**WHAT IS NEEDED:** Look through the listing for the word "Jacket". Copy each line that has it.

**Dataset excerpts:**
┄┄┄┄┄┄┄┄┄┄

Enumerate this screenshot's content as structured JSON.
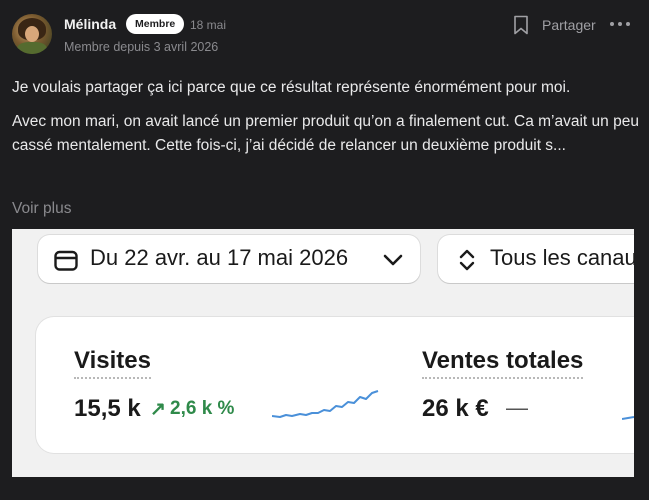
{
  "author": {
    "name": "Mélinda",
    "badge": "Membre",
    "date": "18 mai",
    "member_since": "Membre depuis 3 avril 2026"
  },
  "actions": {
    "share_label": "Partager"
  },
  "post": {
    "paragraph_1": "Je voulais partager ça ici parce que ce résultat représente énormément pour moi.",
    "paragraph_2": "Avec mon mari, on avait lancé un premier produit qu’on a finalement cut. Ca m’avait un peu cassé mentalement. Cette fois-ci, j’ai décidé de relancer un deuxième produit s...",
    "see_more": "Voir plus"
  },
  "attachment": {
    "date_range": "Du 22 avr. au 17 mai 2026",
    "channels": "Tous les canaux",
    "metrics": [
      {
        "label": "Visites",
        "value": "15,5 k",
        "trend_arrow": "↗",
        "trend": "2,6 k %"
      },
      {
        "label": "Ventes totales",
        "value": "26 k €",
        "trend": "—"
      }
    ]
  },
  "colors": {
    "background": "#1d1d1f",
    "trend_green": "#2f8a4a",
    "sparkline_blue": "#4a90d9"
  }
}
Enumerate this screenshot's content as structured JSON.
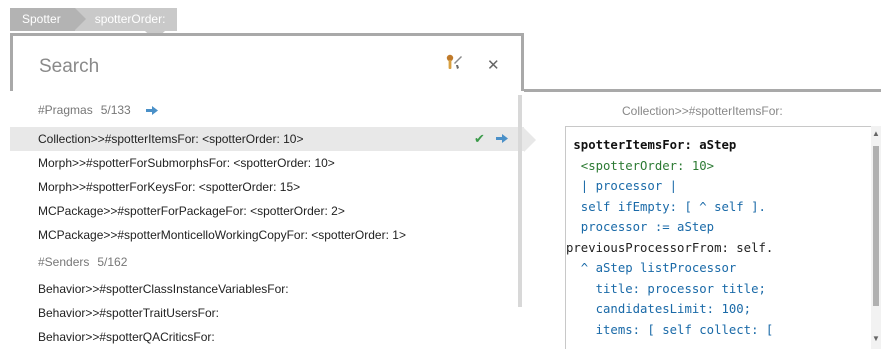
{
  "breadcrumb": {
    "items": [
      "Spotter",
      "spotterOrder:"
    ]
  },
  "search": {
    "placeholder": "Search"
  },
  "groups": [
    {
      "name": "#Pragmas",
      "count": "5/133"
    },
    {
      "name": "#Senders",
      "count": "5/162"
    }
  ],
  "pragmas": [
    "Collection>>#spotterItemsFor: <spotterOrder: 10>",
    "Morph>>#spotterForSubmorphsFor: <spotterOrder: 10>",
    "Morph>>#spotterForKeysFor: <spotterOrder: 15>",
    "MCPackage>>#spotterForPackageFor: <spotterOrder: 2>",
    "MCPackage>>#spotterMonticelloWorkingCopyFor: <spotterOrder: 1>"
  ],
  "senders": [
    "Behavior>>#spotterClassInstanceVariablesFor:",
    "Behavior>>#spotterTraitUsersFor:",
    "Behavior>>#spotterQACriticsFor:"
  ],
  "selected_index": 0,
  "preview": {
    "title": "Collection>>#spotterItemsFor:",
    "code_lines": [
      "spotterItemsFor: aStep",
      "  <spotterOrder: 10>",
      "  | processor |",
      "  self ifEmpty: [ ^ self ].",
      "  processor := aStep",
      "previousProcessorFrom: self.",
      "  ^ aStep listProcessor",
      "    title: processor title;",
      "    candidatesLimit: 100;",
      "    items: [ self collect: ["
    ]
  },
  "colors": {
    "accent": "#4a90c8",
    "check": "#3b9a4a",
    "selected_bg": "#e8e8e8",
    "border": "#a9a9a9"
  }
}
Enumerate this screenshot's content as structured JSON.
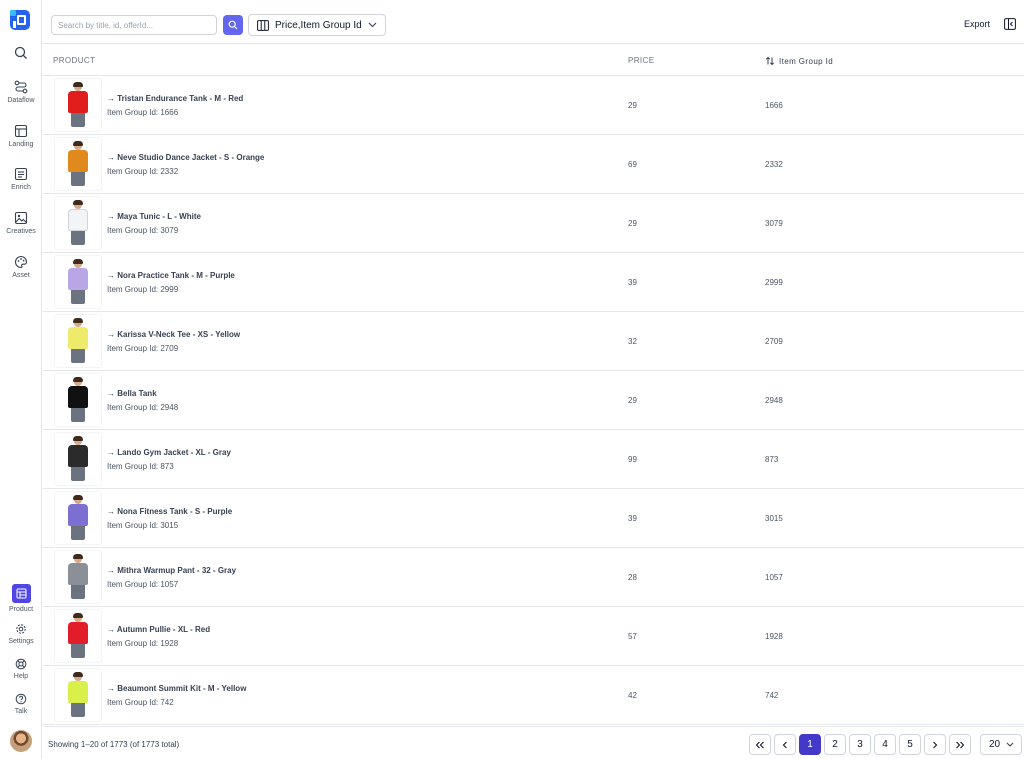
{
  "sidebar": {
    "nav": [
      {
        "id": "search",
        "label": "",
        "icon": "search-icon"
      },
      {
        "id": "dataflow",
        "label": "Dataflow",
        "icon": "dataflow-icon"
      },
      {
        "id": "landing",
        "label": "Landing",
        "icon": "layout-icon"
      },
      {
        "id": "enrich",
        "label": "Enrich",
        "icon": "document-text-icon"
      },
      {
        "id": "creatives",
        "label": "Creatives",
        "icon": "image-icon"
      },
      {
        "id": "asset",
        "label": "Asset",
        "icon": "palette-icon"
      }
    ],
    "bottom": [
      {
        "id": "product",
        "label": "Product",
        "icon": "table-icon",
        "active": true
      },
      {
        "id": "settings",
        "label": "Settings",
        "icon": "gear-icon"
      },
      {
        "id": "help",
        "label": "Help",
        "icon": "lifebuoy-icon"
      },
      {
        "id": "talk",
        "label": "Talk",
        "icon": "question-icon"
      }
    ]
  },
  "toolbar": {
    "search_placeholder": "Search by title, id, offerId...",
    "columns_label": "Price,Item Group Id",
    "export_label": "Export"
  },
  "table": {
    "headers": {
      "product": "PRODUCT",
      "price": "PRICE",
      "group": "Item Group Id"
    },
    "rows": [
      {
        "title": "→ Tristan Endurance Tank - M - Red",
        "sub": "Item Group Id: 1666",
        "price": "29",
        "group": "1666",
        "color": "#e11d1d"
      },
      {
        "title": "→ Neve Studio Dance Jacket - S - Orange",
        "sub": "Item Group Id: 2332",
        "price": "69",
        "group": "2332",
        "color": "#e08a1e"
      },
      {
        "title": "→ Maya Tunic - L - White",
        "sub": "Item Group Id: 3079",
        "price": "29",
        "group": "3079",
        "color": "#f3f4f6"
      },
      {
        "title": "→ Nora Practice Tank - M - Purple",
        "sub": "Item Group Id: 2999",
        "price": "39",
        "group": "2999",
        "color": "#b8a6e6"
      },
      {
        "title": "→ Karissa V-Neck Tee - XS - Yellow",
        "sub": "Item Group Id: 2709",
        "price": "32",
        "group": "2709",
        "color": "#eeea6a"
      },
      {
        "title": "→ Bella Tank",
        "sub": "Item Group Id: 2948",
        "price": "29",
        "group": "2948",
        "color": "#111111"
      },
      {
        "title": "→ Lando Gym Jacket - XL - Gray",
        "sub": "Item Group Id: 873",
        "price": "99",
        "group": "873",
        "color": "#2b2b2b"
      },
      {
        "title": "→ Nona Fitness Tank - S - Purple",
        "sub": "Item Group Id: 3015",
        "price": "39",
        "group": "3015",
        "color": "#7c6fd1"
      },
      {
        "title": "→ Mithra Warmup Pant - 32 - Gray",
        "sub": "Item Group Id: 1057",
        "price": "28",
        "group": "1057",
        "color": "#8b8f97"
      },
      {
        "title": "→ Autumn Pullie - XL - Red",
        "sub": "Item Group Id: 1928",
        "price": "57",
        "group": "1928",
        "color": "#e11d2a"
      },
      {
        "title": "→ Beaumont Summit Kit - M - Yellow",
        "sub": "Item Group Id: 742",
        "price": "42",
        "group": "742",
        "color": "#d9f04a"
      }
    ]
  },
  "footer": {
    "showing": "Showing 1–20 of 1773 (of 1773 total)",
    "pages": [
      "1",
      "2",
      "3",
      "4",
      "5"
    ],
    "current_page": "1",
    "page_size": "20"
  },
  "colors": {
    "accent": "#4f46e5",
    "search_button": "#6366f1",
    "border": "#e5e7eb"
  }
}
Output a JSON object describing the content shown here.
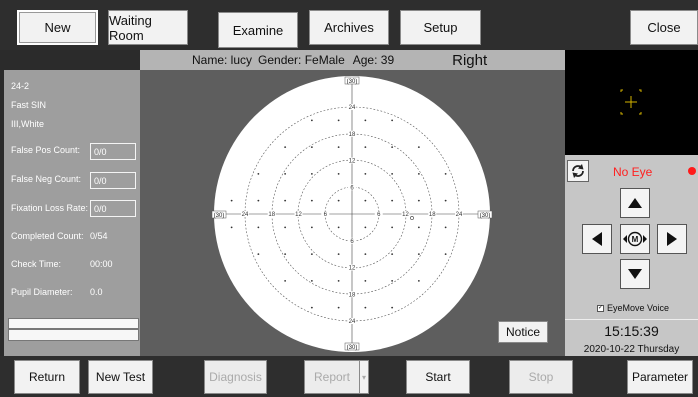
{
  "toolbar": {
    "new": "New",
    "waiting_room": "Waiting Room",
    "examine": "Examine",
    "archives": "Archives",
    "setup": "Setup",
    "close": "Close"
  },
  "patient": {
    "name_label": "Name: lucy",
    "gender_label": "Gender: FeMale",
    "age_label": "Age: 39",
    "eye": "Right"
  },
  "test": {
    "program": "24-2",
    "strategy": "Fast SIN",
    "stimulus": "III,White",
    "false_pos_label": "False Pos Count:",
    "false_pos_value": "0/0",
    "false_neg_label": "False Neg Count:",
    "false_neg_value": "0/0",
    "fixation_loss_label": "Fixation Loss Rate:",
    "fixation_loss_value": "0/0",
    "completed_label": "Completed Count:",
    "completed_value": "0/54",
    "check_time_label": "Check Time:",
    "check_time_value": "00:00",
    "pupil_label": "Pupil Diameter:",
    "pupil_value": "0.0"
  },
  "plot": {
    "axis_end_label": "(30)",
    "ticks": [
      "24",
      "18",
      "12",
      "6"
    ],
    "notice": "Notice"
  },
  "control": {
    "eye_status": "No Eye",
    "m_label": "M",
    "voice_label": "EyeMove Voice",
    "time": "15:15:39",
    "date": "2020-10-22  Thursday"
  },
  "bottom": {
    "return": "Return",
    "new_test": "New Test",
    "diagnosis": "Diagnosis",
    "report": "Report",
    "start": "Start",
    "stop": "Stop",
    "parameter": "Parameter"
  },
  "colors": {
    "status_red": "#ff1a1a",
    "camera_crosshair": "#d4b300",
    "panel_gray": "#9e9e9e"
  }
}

┄┄┄┄┄┄┄┄┄┄

**TASK OUTPUT:**
        "title": "→ Neve Studio Dance Jacket - S - Orange",
        "title": "→ Lando Gym Jacket - XL - Gray",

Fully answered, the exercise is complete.